*TASK DETAILS*. Go through the entries below and collect each line with the string "子ども文庫" in it.

*INFORMATION PROVIDED*.

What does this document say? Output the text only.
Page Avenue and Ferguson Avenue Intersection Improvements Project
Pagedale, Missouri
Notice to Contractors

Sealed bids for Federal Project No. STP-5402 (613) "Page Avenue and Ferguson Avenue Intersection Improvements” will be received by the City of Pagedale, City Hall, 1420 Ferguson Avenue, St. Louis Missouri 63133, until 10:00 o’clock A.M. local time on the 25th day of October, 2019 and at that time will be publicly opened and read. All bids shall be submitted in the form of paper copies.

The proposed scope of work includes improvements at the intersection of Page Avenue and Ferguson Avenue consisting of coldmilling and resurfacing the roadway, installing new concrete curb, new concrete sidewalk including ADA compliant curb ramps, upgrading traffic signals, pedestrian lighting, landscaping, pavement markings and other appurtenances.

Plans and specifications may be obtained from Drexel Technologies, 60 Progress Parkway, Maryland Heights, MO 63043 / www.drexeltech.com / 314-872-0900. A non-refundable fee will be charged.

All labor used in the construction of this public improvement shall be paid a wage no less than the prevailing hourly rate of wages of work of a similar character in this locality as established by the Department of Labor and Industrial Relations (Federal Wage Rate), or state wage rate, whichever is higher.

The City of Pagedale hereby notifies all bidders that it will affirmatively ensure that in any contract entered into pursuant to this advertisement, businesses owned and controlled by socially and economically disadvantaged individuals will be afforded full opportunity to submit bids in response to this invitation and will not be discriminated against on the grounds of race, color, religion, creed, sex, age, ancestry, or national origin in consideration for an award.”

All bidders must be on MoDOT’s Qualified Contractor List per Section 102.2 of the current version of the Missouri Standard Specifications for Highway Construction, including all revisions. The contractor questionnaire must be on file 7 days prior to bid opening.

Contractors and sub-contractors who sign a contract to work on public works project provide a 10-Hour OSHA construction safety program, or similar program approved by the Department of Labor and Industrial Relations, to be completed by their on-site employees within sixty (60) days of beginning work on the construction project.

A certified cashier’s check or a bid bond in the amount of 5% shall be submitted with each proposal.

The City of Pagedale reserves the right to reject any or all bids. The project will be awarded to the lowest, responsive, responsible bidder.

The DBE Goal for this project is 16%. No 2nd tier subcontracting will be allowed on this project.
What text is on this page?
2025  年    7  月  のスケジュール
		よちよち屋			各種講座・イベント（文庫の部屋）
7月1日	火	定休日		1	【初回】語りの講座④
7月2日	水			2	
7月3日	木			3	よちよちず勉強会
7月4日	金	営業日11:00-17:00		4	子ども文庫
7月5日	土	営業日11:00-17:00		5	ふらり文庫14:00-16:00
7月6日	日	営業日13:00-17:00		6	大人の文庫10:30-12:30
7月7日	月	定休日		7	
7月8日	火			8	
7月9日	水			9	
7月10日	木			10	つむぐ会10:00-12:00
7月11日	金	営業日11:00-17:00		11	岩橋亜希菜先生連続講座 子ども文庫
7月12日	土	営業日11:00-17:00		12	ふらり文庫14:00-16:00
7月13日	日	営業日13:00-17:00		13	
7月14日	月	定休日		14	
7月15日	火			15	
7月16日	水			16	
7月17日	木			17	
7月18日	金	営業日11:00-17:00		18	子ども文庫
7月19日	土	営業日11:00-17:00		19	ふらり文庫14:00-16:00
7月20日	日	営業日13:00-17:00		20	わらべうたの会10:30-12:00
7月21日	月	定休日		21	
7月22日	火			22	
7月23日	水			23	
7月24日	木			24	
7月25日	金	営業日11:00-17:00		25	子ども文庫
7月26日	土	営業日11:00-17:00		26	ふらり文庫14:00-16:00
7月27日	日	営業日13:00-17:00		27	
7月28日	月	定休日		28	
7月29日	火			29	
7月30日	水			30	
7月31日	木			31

*EXERCISE SOLUTION*.
7月4日	金	営業日11:00-17:00		4	子ども文庫
7月11日	金	営業日11:00-17:00		11	岩橋亜希菜先生連続講座 子ども文庫
7月18日	金	営業日11:00-17:00		18	子ども文庫
7月25日	金	営業日11:00-17:00		25	子ども文庫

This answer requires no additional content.